— What the exercise asks —
Can you turn the rows from the line containing "staticText: BATTERY LEVEL" up to and including the line containing "staticText: Settings bbox=[92, 169, 301, 242]" into a JSON list of strings, one string per line, with blank lines left out?

Box coordinate listings:
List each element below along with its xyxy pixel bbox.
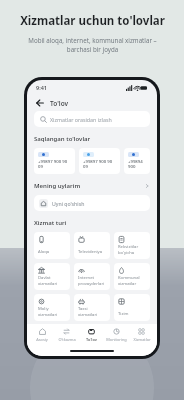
staticText: 9:41 bbox=[36, 84, 47, 91]
staticText: Taxsi xizmatlari bbox=[78, 306, 98, 317]
button[interactable]: Back bbox=[35, 95, 149, 111]
button[interactable]: Moliy xizmatlari bbox=[34, 294, 70, 321]
staticText: Rekvizitlar bo'yicha bbox=[118, 244, 139, 255]
button[interactable]: Televideniya bbox=[74, 232, 110, 259]
staticText: O'tkazma bbox=[58, 337, 76, 342]
button[interactable]: +99897 900 90 09 bbox=[79, 148, 120, 174]
staticText: To'lov bbox=[86, 337, 97, 342]
staticText: Mening uylarim bbox=[34, 182, 81, 190]
button[interactable]: Tizim bbox=[114, 294, 150, 321]
button[interactable]: Saqlangan to'lovlar bbox=[34, 134, 150, 144]
button[interactable]: Aloqa bbox=[34, 232, 70, 259]
button[interactable]: Asosiy bbox=[30, 324, 54, 346]
button[interactable]: Uyni qo'shish bbox=[34, 195, 150, 211]
button[interactable]: +99897 900 90 09 bbox=[34, 148, 75, 174]
staticText: Tizim bbox=[118, 311, 129, 317]
staticText: +99897 900 90 09 bbox=[83, 158, 116, 170]
button[interactable]: Monitoring bbox=[104, 324, 129, 346]
button[interactable]: Davlat xizmatlari bbox=[34, 263, 70, 290]
button[interactable]: Internet provayderlari bbox=[74, 263, 110, 290]
button[interactable]: Rekvizitlar bo'yicha bbox=[114, 232, 150, 259]
staticText: Asosiy bbox=[36, 337, 48, 342]
staticText: Davlat xizmatlari bbox=[38, 275, 58, 286]
button[interactable]: Kommunal xizmatlar bbox=[114, 263, 150, 290]
button[interactable]: Mening uylarim bbox=[34, 181, 150, 191]
button[interactable]: Xizmat turi bbox=[34, 218, 150, 228]
staticText: Aloqa bbox=[38, 249, 50, 255]
staticText: +99894 900 bbox=[128, 158, 146, 170]
staticText: Xizmat turi bbox=[34, 219, 67, 227]
staticText: Uyni qo'shish bbox=[52, 200, 85, 207]
staticText: Xizmatlar uchun to'lovlar bbox=[20, 13, 165, 29]
button[interactable]: O'tkazma bbox=[54, 324, 79, 346]
staticText: +99897 900 90 09 bbox=[38, 158, 71, 170]
staticText: Monitoring bbox=[106, 337, 127, 342]
staticText: Xizmatlar orasidan izlash bbox=[50, 116, 112, 123]
staticText: Moliy xizmatlari bbox=[38, 306, 58, 317]
staticText: Mobil aloqa, internet, kommunal xizmatla… bbox=[28, 36, 157, 54]
button[interactable]: Xizmatlar bbox=[129, 324, 154, 346]
button[interactable]: Taxsi xizmatlari bbox=[74, 294, 110, 321]
staticText: To'lov bbox=[50, 99, 69, 108]
staticText: Xizmatlar bbox=[133, 337, 151, 342]
staticText: Internet provayderlari bbox=[78, 275, 105, 286]
button[interactable]: Xizmatlar orasidan izlash bbox=[34, 111, 150, 127]
staticText: Kommunal xizmatlar bbox=[118, 275, 140, 286]
button[interactable]: Back bbox=[35, 98, 45, 108]
staticText: Televideniya bbox=[78, 249, 103, 255]
staticText: Saqlangan to'lovlar bbox=[34, 135, 91, 143]
button[interactable]: +99894 900 bbox=[124, 148, 150, 174]
button[interactable]: To'lov bbox=[79, 324, 104, 346]
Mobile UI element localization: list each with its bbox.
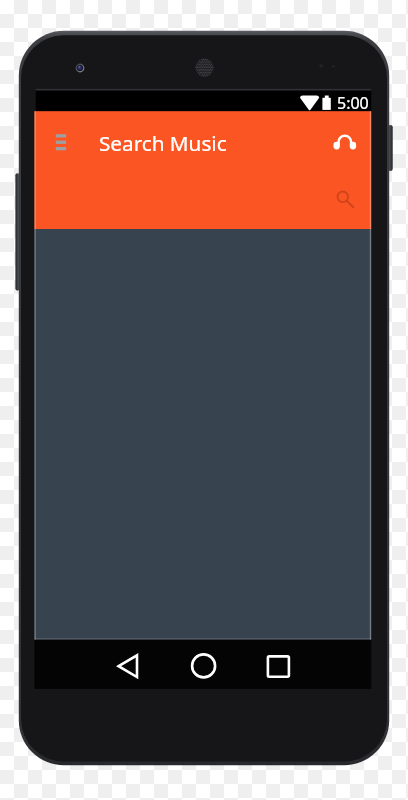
button[interactable] [96,126,242,156]
button[interactable]: Recent apps [256,648,300,684]
button[interactable]: Search [326,181,360,215]
staticText: Search Music [99,129,227,157]
button[interactable]: Back [106,648,150,684]
button[interactable]: Open navigation menu [46,124,80,158]
button[interactable]: Home [182,648,226,684]
staticText: 5:00 [337,92,369,114]
button[interactable]: Now playing headphones [328,126,362,160]
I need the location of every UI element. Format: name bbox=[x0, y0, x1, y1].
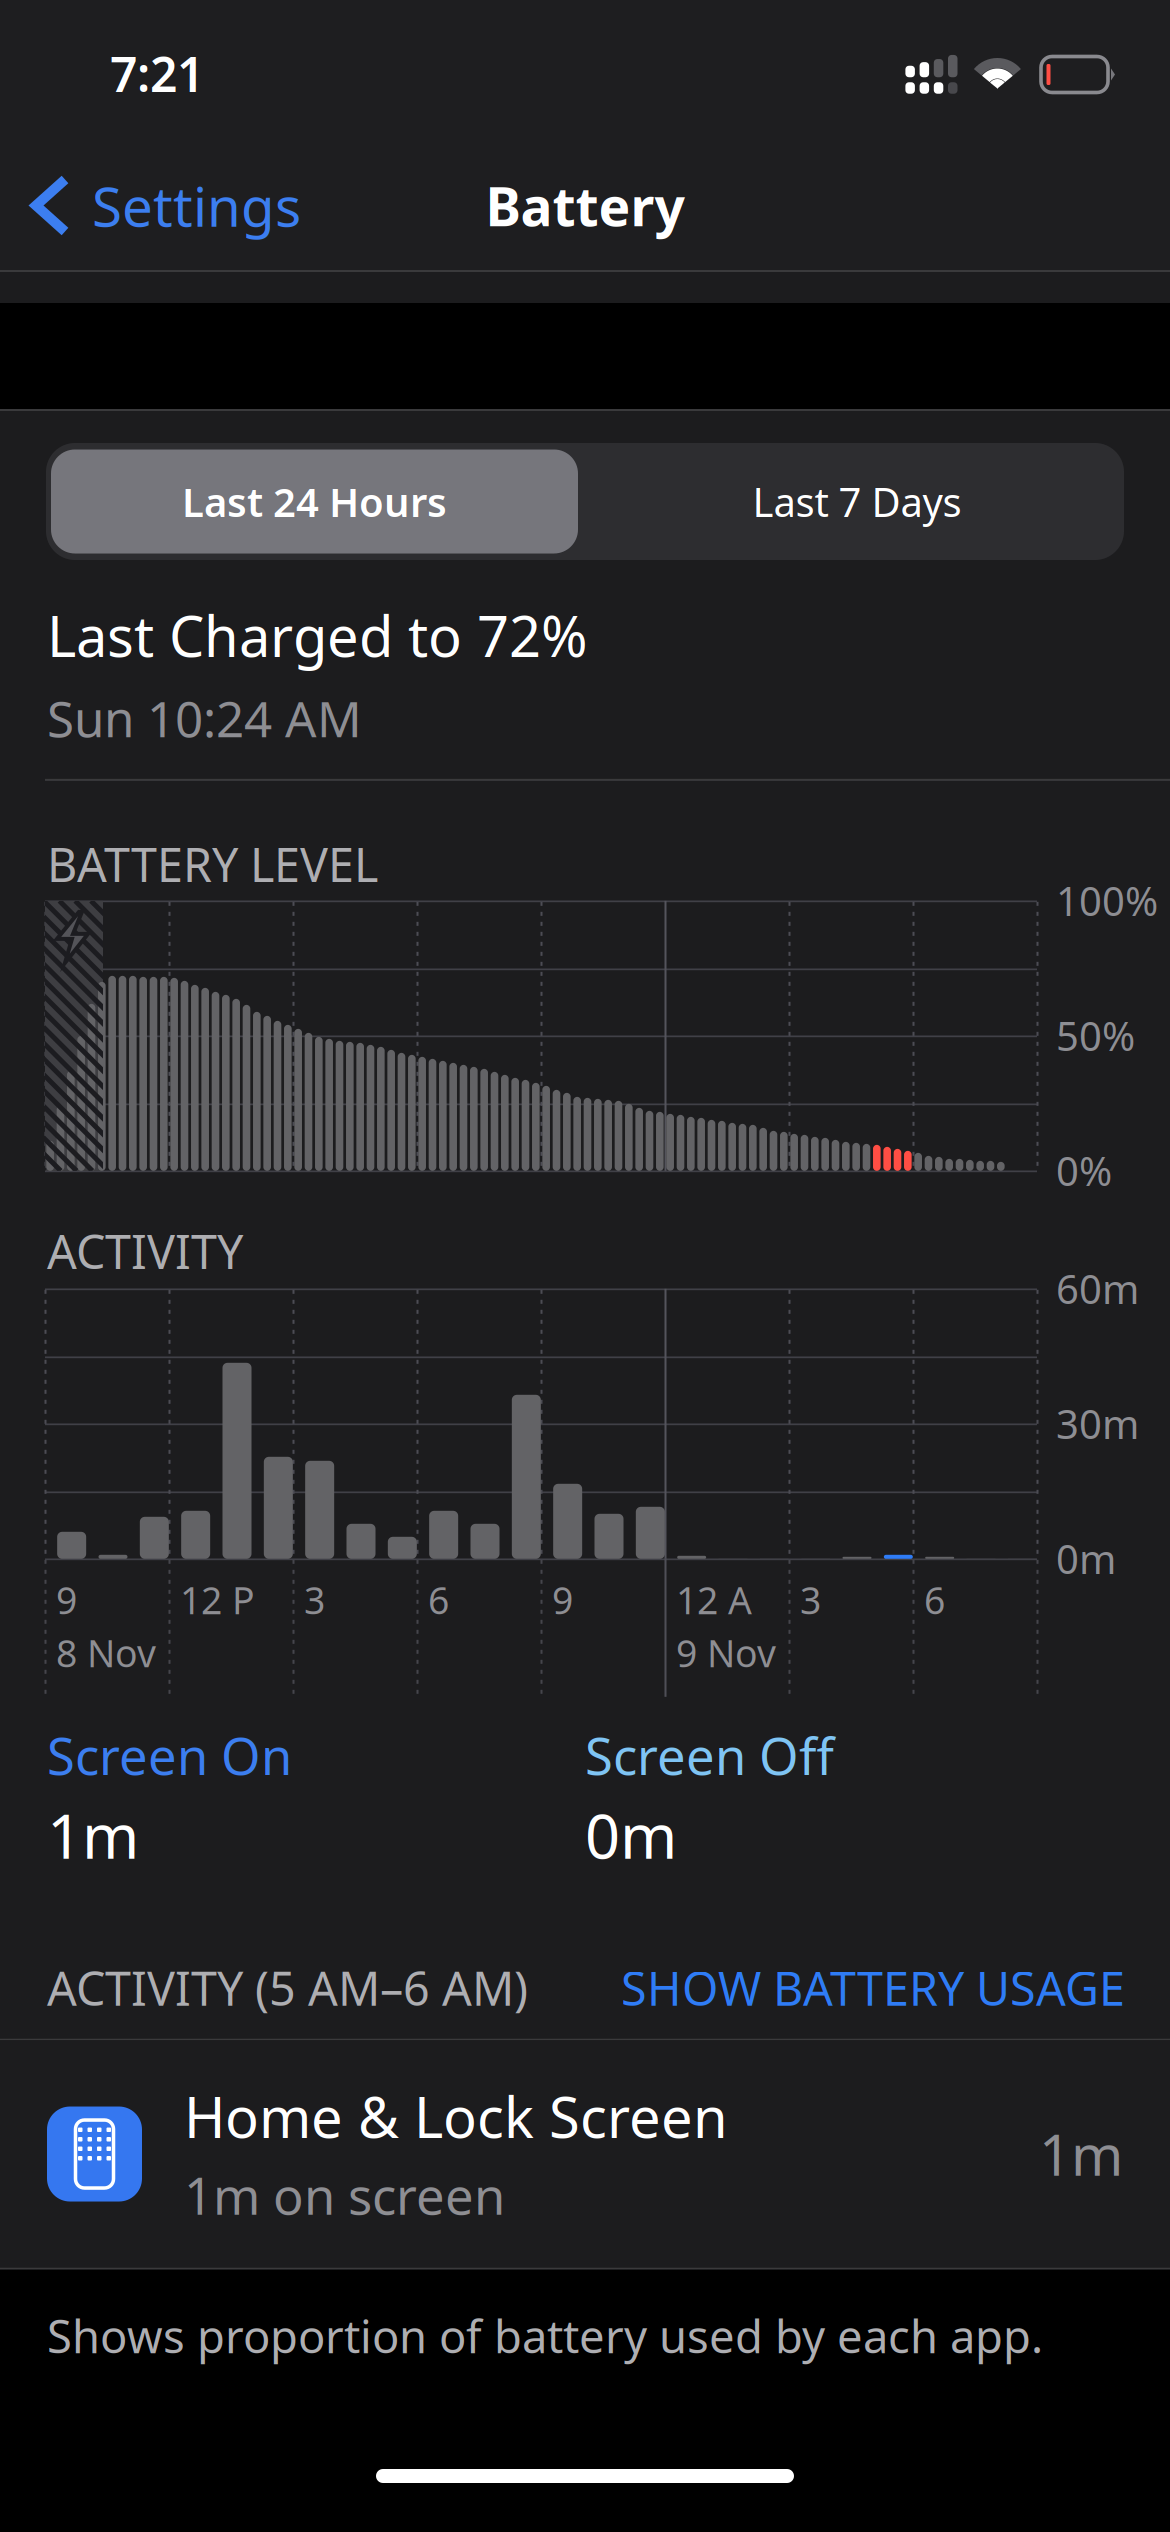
staticText: BATTERY LEVEL bbox=[47, 833, 378, 895]
staticText: Last 7 Days bbox=[752, 475, 962, 528]
staticText: ACTIVITY bbox=[47, 1220, 243, 1282]
staticText: 50% bbox=[1056, 1009, 1135, 1062]
staticText: 9 bbox=[56, 1575, 77, 1625]
staticText: 9 bbox=[552, 1575, 573, 1625]
staticText: 6 bbox=[924, 1575, 945, 1625]
staticText: 30m bbox=[1056, 1397, 1139, 1450]
staticText: 3 bbox=[800, 1575, 821, 1625]
staticText: 12 P bbox=[180, 1575, 255, 1625]
staticText: Sun 10:24 AM bbox=[47, 685, 362, 751]
staticText: 60m bbox=[1056, 1262, 1139, 1315]
button[interactable]: Settings bbox=[0, 157, 301, 254]
staticText: SHOW BATTERY USAGE bbox=[621, 1957, 1125, 2019]
staticText: Screen Off bbox=[585, 1722, 834, 1789]
staticText: 0m bbox=[585, 1794, 677, 1876]
staticText: 0m bbox=[1056, 1532, 1116, 1585]
staticText: Settings bbox=[92, 169, 301, 242]
button[interactable]: Last 24 Hours bbox=[46, 443, 590, 560]
staticText: Battery bbox=[486, 170, 684, 241]
staticText: 12 A bbox=[676, 1575, 752, 1625]
button[interactable]: Home & Lock Screen bbox=[0, 2040, 1170, 2268]
staticText: Home & Lock Screen bbox=[184, 2079, 728, 2154]
staticText: 9 Nov bbox=[676, 1628, 776, 1678]
button[interactable]: SHOW BATTERY USAGE bbox=[621, 1957, 1125, 2019]
staticText: 8 Nov bbox=[56, 1628, 156, 1678]
staticText: 1m bbox=[1039, 2117, 1123, 2191]
staticText: Last Charged to 72% bbox=[47, 598, 588, 672]
staticText: Last 24 Hours bbox=[182, 475, 447, 528]
staticText: 0% bbox=[1056, 1144, 1112, 1197]
staticText: 6 bbox=[428, 1575, 449, 1625]
staticText: 3 bbox=[304, 1575, 325, 1625]
staticText: 100% bbox=[1056, 874, 1158, 927]
staticText: 7:21 bbox=[110, 42, 204, 105]
staticText: 1m on screen bbox=[184, 2162, 505, 2229]
staticText: ACTIVITY (5 AM–6 AM) bbox=[47, 1957, 528, 2019]
staticText: Screen On bbox=[47, 1722, 292, 1789]
button[interactable]: Last 7 Days bbox=[590, 443, 1124, 560]
staticText: Shows proportion of battery used by each… bbox=[47, 2306, 1043, 2366]
staticText: 1m bbox=[47, 1794, 139, 1876]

— Exercise output —
[
  "staticText: BATTERY LEVEL bbox=[47, 833, 378, 895]",
  "staticText: Last 7 Days bbox=[752, 475, 962, 528]",
  "staticText: ACTIVITY bbox=[47, 1220, 243, 1282]",
  "staticText: 50% bbox=[1056, 1009, 1135, 1062]",
  "staticText: 9 bbox=[56, 1575, 77, 1625]",
  "staticText: 9 bbox=[552, 1575, 573, 1625]",
  "staticText: 6 bbox=[924, 1575, 945, 1625]",
  "staticText: 30m bbox=[1056, 1397, 1139, 1450]",
  "staticText: 3 bbox=[800, 1575, 821, 1625]",
  "staticText: 12 P bbox=[180, 1575, 255, 1625]",
  "staticText: Sun 10:24 AM bbox=[47, 685, 362, 751]",
  "staticText: 60m bbox=[1056, 1262, 1139, 1315]",
  "button[interactable]: Settings bbox=[0, 157, 301, 254]",
  "staticText: SHOW BATTERY USAGE bbox=[621, 1957, 1125, 2019]",
  "staticText: Screen Off bbox=[585, 1722, 834, 1789]",
  "staticText: 0m bbox=[585, 1794, 677, 1876]",
  "staticText: 0m bbox=[1056, 1532, 1116, 1585]",
  "staticText: Settings bbox=[92, 169, 301, 242]"
]